■ Entries
#####

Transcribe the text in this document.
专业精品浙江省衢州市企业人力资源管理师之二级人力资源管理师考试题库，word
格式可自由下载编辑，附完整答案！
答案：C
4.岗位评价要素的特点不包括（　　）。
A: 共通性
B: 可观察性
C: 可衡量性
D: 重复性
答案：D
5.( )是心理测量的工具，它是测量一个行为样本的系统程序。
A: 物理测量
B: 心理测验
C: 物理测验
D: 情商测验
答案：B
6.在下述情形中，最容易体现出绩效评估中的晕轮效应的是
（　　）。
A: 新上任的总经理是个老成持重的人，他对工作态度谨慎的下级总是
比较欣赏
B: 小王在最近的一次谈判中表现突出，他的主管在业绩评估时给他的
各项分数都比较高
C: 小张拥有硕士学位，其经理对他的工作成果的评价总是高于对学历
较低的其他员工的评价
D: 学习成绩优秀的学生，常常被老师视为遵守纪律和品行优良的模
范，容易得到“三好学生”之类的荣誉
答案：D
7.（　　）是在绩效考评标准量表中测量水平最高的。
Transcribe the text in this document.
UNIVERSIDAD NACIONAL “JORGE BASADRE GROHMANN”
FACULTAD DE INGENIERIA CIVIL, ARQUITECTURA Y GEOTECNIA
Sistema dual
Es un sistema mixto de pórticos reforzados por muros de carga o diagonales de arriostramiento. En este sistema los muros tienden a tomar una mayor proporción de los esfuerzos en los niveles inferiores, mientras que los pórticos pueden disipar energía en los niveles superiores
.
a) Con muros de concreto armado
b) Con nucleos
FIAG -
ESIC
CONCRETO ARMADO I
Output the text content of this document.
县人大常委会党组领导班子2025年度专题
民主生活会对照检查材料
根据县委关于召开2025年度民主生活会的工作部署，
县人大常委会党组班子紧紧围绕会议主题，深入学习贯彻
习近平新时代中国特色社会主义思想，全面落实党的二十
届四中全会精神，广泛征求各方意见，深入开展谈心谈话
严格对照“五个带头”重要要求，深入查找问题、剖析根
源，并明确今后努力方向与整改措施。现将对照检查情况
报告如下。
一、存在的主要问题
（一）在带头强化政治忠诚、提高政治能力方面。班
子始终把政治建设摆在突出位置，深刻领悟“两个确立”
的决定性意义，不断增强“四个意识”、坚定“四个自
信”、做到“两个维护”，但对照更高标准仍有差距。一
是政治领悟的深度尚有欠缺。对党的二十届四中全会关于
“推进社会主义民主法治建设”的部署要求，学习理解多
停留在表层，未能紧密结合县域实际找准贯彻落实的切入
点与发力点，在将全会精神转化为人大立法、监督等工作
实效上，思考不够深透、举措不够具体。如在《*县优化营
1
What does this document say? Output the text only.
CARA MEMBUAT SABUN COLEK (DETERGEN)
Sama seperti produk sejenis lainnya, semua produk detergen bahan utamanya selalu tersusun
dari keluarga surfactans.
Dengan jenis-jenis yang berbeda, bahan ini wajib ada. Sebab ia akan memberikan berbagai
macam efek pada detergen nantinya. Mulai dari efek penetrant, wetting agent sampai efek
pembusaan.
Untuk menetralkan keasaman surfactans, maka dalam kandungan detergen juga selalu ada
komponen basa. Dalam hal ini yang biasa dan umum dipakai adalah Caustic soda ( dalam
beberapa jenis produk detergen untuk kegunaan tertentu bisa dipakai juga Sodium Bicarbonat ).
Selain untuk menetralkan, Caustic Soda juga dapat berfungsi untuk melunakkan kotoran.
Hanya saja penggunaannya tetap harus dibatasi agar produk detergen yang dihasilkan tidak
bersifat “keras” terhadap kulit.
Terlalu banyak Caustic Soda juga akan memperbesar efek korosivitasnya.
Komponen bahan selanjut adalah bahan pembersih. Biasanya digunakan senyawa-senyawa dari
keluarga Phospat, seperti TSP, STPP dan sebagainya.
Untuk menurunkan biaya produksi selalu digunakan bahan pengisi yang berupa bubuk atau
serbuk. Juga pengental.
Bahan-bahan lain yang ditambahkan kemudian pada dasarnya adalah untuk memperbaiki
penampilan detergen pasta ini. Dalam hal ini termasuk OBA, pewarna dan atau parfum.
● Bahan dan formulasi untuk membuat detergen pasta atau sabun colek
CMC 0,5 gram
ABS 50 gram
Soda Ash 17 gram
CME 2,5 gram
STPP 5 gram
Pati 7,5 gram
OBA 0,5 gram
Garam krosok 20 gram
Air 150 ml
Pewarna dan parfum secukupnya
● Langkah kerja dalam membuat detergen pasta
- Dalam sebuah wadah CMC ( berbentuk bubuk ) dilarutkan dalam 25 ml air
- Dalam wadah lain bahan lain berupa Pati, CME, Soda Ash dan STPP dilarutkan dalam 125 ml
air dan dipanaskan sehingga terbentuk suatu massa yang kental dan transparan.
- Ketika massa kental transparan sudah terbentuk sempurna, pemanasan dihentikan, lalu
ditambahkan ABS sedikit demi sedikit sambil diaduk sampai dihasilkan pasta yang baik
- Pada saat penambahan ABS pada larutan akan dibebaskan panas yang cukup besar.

#####

■ Problem description
Pull out every line in the data above that has the word "document".

■ Solution to the exercise
Transcribe the text in this document.
Transcribe the text in this document.
Output the text content of this document.
What does this document say? Output the text only.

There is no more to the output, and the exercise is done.